Stored records
---------------

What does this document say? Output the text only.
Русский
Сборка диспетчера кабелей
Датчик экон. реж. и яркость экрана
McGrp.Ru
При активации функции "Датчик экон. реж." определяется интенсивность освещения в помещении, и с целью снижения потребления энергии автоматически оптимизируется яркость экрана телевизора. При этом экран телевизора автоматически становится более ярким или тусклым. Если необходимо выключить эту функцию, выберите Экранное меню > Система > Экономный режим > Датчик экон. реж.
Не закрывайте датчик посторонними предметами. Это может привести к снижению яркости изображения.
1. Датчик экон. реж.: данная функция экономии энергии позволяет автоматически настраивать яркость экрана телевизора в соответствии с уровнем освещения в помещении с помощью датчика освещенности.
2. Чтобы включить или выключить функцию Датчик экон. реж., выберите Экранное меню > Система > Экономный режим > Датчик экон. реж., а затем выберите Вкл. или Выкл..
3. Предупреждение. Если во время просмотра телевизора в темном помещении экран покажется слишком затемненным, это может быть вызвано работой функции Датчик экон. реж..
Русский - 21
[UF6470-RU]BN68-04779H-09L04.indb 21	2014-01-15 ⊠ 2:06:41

---------------

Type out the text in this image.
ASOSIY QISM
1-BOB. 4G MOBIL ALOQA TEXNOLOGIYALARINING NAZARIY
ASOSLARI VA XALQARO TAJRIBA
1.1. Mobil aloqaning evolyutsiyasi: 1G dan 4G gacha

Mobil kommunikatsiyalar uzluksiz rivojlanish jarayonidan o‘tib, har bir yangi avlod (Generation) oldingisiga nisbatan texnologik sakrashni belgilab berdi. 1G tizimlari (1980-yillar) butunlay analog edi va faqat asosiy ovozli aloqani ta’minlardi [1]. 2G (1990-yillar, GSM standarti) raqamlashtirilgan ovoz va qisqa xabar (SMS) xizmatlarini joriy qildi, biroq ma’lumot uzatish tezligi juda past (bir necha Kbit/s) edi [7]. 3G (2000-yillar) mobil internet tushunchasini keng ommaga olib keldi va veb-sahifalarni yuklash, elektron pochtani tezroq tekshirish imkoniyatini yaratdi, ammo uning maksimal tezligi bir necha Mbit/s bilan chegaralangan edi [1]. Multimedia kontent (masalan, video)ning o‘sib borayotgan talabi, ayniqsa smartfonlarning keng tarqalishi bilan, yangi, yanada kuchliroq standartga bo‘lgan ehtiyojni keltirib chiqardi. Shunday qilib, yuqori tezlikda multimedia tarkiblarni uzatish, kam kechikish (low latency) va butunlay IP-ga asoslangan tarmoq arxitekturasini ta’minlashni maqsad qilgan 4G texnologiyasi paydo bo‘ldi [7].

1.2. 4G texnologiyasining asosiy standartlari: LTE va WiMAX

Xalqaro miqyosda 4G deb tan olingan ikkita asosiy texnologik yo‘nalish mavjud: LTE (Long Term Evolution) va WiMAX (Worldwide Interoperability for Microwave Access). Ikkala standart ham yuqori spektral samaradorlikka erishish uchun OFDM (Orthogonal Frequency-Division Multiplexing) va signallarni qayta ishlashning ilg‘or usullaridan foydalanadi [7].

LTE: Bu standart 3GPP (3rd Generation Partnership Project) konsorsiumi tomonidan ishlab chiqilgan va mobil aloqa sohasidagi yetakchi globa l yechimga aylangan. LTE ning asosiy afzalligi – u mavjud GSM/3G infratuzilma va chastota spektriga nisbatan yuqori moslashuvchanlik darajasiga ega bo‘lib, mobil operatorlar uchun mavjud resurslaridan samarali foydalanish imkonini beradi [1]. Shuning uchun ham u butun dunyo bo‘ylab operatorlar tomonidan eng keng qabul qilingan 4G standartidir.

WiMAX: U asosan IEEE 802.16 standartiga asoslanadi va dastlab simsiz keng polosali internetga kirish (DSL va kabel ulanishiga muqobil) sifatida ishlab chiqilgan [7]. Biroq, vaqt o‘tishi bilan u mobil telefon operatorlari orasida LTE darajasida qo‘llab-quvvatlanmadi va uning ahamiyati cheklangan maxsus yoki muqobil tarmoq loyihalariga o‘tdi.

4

---------------

Your instructions
Pick out all lines from the data above in which the word "может" appears.

Completed task
Не закрывайте датчик посторонними предметами. Это может привести к снижению яркости изображения.
3. Предупреждение. Если во время просмотра телевизора в темном помещении экран покажется слишком затемненным, это может быть вызвано работой функции Датчик экон. реж..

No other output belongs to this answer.